=== Data listing ===

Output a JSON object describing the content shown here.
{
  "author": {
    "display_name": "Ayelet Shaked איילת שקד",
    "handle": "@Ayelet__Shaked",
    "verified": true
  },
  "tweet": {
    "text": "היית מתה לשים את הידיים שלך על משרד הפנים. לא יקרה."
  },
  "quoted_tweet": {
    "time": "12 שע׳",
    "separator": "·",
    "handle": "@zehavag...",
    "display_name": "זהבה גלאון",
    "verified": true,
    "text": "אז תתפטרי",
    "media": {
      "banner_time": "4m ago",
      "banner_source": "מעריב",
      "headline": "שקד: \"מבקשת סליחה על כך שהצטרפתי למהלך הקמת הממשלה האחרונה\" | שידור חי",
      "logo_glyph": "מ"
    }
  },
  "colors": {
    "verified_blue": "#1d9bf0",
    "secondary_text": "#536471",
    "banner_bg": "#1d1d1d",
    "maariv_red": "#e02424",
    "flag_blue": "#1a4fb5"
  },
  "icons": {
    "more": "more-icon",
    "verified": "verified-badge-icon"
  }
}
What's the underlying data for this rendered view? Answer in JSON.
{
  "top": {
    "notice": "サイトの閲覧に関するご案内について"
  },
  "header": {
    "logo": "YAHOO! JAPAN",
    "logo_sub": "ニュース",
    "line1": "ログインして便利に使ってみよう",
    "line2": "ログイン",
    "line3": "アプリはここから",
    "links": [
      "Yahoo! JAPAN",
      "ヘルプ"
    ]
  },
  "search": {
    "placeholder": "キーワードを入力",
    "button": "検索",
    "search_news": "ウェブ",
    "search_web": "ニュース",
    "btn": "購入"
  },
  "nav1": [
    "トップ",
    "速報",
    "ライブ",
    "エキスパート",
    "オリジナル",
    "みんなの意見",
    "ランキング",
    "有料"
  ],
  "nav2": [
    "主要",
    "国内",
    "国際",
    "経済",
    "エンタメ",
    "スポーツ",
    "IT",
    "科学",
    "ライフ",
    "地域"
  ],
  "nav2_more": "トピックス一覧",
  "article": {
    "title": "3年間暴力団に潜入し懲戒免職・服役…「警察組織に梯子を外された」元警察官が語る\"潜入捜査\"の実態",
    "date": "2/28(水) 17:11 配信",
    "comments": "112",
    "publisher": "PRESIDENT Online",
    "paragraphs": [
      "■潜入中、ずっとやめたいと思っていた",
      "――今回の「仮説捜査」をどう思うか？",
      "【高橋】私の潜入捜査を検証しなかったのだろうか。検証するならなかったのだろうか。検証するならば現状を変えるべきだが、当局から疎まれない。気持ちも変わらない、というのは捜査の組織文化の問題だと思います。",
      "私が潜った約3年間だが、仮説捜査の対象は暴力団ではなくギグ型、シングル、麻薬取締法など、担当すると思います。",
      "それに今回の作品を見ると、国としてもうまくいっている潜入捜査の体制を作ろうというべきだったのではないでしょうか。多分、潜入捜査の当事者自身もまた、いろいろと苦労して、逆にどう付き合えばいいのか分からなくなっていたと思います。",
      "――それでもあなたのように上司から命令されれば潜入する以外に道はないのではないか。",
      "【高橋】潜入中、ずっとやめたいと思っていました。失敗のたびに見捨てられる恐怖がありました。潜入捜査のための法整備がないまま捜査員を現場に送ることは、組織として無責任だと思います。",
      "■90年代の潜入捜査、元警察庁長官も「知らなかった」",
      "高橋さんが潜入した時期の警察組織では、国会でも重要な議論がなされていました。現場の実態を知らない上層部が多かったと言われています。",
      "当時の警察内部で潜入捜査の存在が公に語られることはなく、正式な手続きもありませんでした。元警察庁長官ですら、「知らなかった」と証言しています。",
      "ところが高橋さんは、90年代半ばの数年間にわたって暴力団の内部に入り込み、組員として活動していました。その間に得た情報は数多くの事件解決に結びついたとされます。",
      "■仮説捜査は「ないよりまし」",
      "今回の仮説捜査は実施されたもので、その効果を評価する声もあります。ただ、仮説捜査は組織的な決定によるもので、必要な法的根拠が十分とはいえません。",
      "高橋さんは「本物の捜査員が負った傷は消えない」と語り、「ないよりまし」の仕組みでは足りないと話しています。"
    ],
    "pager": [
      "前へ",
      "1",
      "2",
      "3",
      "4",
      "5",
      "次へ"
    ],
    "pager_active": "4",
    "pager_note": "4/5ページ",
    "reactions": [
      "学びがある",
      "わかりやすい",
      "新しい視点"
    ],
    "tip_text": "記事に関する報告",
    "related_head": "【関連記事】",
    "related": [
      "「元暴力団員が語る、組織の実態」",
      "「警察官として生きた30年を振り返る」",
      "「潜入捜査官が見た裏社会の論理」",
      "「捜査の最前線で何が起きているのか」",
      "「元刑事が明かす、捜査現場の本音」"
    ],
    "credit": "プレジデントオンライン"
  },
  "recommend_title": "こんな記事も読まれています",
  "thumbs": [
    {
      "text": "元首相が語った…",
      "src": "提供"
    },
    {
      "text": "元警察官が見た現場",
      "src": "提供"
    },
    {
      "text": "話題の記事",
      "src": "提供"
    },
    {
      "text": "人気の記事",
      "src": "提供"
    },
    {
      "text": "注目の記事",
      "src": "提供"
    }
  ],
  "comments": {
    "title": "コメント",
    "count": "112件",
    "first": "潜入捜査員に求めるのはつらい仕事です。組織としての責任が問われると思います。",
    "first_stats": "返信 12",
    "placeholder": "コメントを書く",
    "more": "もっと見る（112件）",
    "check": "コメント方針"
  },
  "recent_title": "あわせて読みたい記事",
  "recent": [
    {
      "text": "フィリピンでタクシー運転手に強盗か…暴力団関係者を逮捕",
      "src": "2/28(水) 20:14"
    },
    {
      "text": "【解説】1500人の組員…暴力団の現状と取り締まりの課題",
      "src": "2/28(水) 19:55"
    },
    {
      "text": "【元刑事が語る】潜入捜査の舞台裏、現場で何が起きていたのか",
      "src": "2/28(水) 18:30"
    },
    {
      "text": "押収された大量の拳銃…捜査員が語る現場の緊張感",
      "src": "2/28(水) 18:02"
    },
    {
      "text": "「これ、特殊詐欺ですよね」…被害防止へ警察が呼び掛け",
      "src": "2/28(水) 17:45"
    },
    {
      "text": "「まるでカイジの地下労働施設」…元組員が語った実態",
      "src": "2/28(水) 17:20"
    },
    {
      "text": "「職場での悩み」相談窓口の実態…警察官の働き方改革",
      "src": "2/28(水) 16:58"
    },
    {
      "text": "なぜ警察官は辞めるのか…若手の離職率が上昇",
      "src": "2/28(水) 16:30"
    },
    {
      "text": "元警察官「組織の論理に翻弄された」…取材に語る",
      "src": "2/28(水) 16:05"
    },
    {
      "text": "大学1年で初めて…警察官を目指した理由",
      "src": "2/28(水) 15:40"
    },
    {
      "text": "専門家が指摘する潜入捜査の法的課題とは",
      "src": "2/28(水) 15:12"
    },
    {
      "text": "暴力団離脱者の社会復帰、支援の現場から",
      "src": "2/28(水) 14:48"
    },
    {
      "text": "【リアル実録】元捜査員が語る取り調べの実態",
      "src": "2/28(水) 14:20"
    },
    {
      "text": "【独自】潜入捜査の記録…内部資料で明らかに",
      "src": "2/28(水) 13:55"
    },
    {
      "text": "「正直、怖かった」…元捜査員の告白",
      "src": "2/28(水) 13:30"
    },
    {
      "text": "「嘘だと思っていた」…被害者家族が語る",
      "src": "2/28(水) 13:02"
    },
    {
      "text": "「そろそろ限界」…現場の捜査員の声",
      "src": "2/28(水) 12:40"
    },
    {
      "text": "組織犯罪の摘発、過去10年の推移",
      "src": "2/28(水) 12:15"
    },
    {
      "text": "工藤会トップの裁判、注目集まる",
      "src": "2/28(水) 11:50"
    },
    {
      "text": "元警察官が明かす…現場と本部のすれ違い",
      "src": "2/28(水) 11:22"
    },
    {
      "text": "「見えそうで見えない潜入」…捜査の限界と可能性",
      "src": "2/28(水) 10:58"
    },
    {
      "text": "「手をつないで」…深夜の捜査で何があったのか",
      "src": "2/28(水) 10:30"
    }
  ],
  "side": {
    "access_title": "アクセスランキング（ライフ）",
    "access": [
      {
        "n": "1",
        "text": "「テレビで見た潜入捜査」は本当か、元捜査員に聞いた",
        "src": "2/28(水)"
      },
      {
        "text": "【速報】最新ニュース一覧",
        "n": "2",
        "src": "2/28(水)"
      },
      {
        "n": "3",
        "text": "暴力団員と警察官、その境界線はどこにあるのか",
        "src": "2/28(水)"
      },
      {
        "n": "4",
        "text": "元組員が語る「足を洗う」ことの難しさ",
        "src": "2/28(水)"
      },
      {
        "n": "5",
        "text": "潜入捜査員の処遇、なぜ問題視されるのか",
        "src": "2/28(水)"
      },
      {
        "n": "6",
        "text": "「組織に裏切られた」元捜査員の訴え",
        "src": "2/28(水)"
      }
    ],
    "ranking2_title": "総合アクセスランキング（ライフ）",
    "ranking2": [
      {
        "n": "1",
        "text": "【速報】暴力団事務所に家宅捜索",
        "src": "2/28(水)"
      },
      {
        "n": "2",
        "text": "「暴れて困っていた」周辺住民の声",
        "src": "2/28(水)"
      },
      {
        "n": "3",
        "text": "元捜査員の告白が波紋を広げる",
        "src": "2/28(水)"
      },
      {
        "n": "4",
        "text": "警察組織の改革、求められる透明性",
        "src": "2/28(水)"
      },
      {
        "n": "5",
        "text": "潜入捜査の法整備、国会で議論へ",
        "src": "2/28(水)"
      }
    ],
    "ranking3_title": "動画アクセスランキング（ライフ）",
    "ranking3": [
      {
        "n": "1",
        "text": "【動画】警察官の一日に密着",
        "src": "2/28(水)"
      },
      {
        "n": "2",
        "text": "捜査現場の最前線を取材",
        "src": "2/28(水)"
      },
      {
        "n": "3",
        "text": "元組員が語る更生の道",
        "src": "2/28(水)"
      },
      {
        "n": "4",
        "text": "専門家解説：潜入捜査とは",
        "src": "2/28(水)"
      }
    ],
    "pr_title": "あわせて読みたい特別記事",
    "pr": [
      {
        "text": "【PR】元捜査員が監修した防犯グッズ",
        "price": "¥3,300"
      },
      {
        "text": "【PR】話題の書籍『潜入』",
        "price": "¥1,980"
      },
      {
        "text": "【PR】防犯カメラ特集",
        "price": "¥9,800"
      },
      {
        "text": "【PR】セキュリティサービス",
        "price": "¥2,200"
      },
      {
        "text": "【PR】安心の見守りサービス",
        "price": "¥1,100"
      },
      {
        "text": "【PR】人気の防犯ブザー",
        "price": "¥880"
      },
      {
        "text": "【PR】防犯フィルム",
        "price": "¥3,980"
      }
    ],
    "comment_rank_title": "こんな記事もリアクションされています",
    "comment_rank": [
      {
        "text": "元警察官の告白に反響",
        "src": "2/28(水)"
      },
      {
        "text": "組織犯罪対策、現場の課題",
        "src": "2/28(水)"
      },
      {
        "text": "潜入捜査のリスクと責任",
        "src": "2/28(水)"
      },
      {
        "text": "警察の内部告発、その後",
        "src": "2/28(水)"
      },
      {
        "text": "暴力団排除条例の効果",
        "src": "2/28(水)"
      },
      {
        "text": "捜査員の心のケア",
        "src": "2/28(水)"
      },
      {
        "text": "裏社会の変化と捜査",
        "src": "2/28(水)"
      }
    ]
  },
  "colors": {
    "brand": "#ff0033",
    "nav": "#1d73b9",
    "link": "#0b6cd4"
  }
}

===

Filter out all lines lacking the word "ないよりまし" and copy the rest.

- _Problem solution_:
      "■仮説捜査は「ないよりまし」",
      "高橋さんは「本物の捜査員が負った傷は消えない」と語り、「ないよりまし」の仕組みでは足りないと話しています。"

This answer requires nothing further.